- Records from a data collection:
=====

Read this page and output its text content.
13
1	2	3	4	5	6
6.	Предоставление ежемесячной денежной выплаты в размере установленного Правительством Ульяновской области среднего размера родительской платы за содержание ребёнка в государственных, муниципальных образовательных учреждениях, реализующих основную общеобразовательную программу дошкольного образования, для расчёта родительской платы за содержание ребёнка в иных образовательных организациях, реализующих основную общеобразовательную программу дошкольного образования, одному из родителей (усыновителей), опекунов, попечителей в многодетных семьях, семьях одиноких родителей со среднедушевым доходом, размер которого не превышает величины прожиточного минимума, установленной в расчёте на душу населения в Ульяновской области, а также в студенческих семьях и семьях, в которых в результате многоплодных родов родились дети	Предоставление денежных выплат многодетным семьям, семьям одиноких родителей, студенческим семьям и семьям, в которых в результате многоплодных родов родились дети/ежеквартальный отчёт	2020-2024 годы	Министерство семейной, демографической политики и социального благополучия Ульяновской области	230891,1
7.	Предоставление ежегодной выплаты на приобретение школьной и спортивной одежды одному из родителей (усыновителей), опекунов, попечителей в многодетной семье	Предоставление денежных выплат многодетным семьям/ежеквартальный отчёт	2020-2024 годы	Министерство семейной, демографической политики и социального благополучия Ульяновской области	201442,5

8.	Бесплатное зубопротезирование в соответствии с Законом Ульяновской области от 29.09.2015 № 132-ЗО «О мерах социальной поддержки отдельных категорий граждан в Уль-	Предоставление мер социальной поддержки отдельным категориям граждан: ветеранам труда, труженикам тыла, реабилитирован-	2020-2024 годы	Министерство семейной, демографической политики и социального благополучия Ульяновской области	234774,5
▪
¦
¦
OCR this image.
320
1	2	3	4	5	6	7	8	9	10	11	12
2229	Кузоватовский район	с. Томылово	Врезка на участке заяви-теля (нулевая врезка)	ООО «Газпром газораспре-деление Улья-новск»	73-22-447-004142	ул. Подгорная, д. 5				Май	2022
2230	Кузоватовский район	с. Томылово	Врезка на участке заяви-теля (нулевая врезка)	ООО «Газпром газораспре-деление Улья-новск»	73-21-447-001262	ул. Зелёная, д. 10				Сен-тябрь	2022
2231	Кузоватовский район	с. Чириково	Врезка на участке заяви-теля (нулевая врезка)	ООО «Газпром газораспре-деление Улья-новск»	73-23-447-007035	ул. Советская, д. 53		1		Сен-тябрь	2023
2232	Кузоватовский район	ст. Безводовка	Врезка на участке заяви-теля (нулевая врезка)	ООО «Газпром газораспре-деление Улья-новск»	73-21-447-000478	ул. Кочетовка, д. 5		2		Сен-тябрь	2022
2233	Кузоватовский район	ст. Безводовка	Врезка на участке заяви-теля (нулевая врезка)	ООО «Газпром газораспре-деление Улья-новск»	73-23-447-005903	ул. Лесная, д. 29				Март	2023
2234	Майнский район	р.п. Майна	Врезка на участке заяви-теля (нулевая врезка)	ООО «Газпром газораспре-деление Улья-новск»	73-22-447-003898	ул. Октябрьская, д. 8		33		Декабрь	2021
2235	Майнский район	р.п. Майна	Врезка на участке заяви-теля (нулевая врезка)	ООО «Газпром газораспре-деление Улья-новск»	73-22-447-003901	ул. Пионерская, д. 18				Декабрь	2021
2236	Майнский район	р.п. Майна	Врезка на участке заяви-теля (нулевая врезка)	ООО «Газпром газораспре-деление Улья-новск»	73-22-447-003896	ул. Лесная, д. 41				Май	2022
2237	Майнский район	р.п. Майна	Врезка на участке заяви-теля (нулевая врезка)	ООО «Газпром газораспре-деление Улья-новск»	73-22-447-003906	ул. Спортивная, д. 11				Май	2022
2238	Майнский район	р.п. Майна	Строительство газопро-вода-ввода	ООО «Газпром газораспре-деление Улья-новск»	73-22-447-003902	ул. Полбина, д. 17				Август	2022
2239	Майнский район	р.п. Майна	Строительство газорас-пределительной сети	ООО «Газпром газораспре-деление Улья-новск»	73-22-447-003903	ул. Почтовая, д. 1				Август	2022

=====

- GIVEN TASK:
Every line that holds the word "Лесная" should be extracted.

- TASK SOLUTION:
2233	Кузоватовский район	ст. Безводовка	Врезка на участке заяви-теля (нулевая врезка)	ООО «Газпром газораспре-деление Улья-новск»	73-23-447-005903	ул. Лесная, д. 29				Март	2023
2236	Майнский район	р.п. Майна	Врезка на участке заяви-теля (нулевая врезка)	ООО «Газпром газораспре-деление Улья-новск»	73-22-447-003896	ул. Лесная, д. 41				Май	2022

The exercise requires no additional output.